▶ **DATASET EXCERPTS**

====================

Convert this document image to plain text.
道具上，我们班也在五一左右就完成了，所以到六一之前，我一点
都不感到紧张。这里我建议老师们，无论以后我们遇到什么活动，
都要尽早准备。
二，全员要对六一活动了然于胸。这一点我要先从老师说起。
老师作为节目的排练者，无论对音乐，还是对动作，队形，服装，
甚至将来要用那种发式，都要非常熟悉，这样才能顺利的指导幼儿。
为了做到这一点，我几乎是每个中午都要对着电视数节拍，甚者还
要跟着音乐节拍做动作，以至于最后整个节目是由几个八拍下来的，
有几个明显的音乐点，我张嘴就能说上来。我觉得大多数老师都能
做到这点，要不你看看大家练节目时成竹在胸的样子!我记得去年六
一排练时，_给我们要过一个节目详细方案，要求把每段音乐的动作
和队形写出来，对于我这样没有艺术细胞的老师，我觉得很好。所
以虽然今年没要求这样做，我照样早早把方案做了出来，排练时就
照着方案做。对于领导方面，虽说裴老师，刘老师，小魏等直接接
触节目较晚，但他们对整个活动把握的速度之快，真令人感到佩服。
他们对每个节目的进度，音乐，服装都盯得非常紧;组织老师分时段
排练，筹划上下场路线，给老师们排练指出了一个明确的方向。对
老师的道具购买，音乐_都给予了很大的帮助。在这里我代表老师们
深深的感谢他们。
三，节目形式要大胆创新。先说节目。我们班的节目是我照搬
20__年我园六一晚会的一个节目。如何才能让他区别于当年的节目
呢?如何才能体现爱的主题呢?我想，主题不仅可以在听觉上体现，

====================

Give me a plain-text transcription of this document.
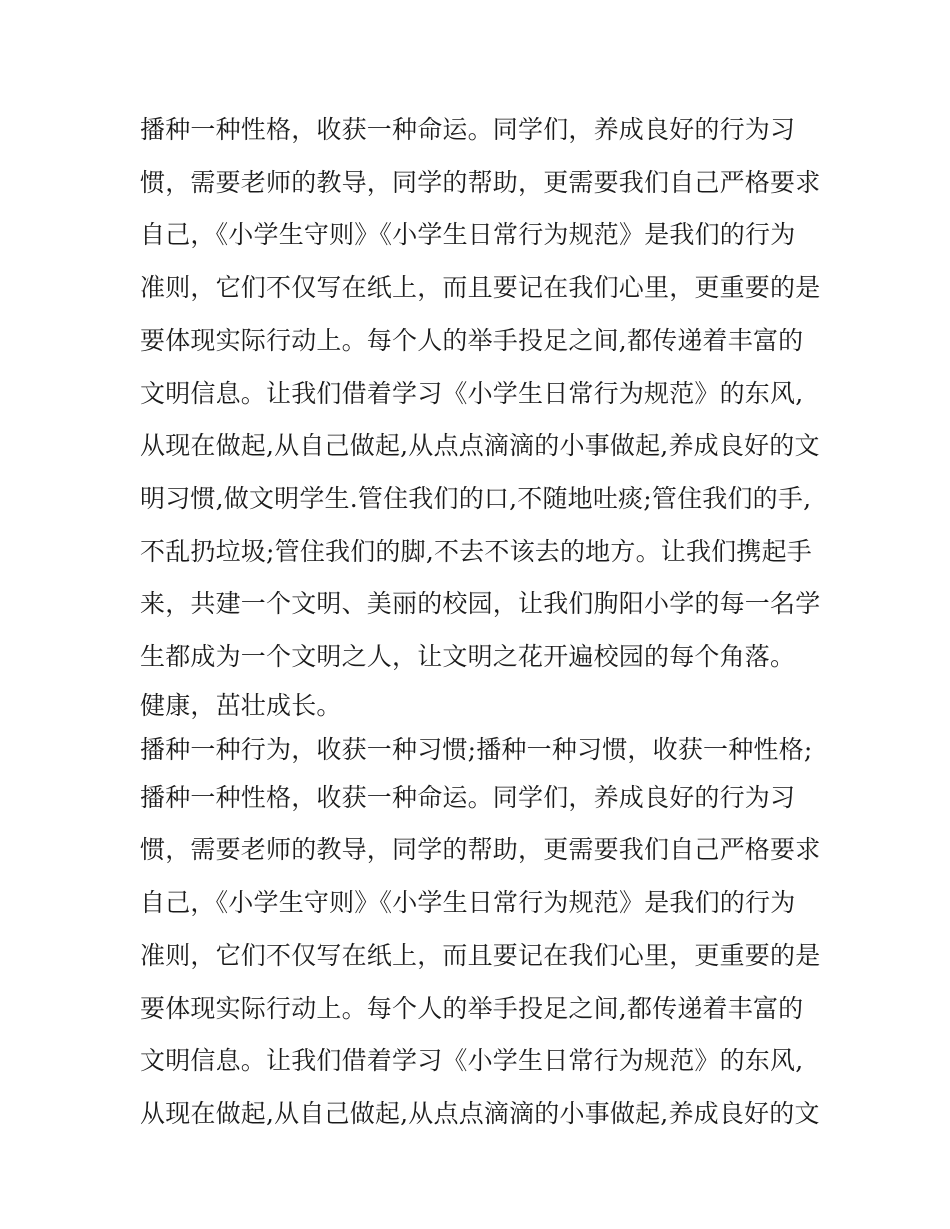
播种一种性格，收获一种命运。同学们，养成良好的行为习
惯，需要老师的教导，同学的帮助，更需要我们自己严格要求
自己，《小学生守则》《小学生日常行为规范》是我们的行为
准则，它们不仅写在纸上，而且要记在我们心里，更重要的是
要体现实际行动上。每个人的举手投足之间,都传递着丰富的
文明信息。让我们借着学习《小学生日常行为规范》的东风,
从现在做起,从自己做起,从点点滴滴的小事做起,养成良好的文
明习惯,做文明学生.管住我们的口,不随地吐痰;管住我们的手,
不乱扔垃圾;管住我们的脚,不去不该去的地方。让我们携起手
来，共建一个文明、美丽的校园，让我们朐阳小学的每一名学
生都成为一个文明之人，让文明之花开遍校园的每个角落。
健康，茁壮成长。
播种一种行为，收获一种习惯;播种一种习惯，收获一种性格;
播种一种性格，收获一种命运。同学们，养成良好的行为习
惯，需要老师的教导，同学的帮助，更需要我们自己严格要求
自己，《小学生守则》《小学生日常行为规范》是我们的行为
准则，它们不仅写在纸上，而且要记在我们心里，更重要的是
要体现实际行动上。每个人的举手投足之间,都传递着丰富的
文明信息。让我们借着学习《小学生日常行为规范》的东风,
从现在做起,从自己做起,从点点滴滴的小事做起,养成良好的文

====================

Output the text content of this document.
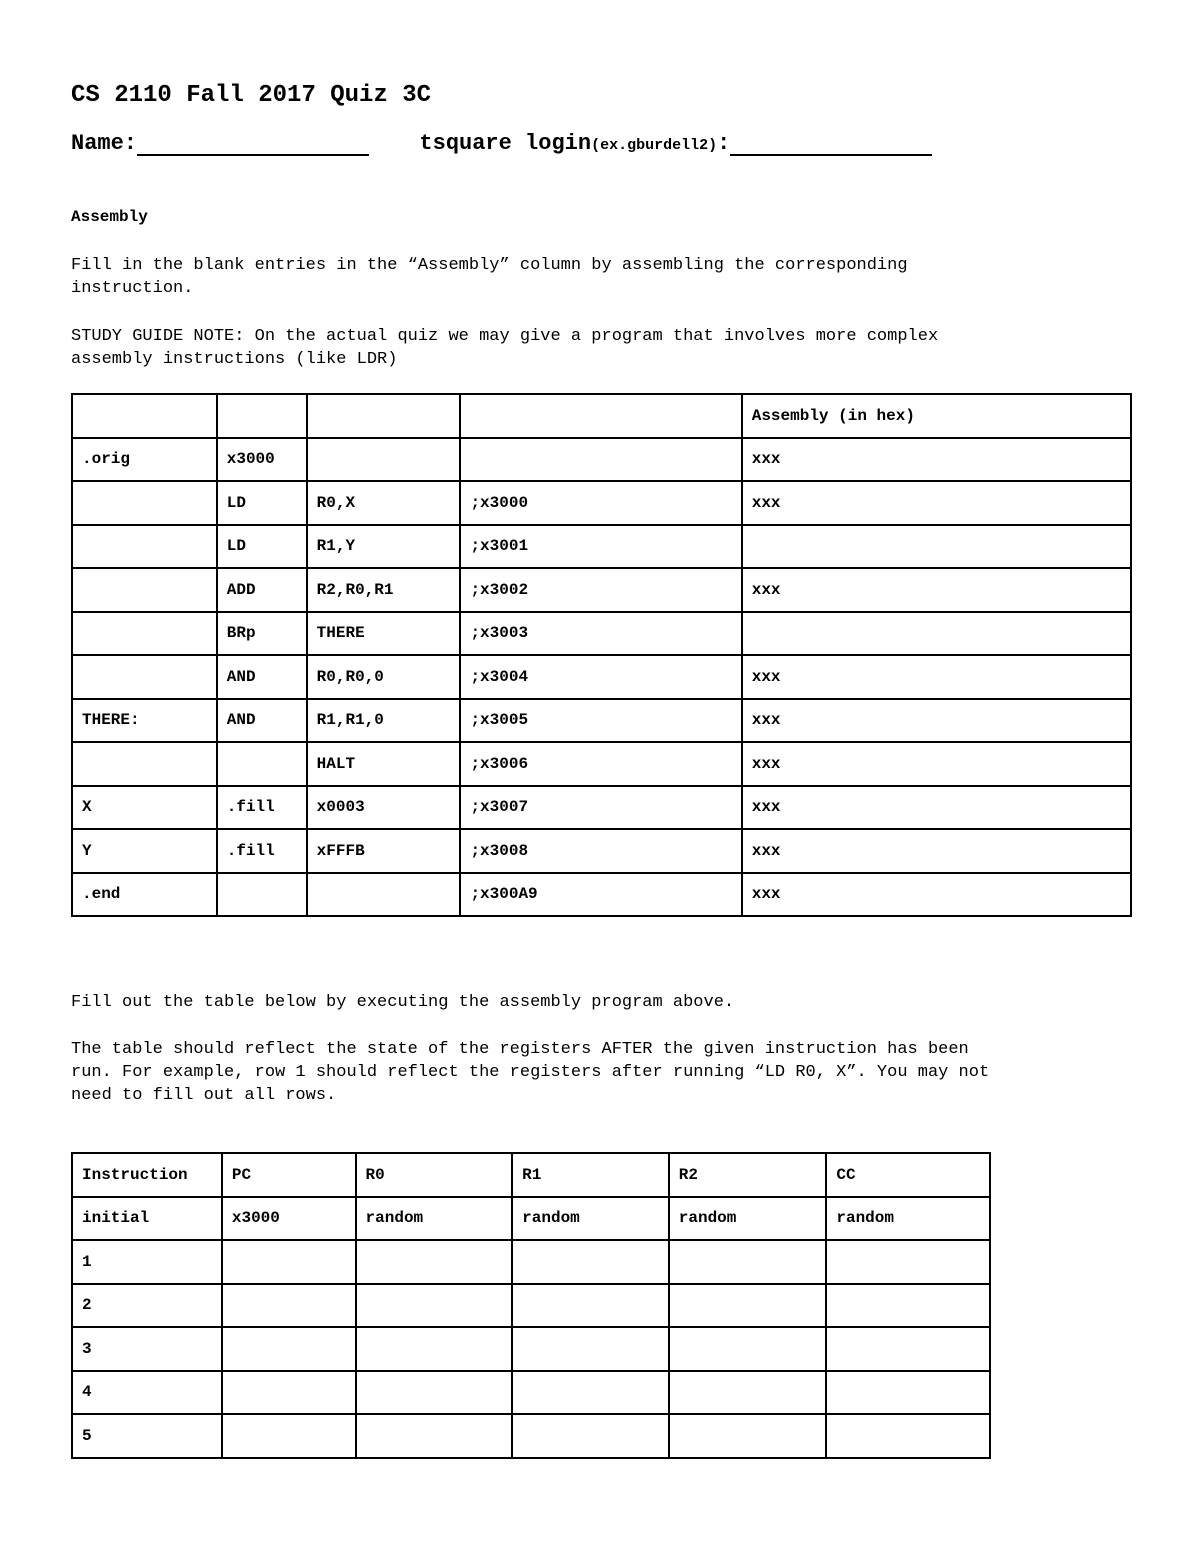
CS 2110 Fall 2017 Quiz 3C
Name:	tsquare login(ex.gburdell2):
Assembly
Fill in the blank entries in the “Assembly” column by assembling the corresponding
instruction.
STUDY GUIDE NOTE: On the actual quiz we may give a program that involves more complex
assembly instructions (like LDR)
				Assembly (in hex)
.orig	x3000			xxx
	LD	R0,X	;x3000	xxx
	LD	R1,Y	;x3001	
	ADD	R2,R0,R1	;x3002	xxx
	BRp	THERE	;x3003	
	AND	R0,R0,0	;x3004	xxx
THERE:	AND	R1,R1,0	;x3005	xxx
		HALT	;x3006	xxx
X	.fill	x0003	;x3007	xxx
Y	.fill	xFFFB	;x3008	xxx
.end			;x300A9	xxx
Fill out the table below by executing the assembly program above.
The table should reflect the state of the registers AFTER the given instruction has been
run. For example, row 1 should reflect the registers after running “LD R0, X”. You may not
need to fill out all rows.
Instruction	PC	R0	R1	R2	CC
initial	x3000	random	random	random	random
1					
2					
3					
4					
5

====================

▶ **WHAT THE TASK ASKS**
Above are records; say how many of their lines contain the word "THERE", giving only the number.

▶ **COMPLETE OUTPUT**
2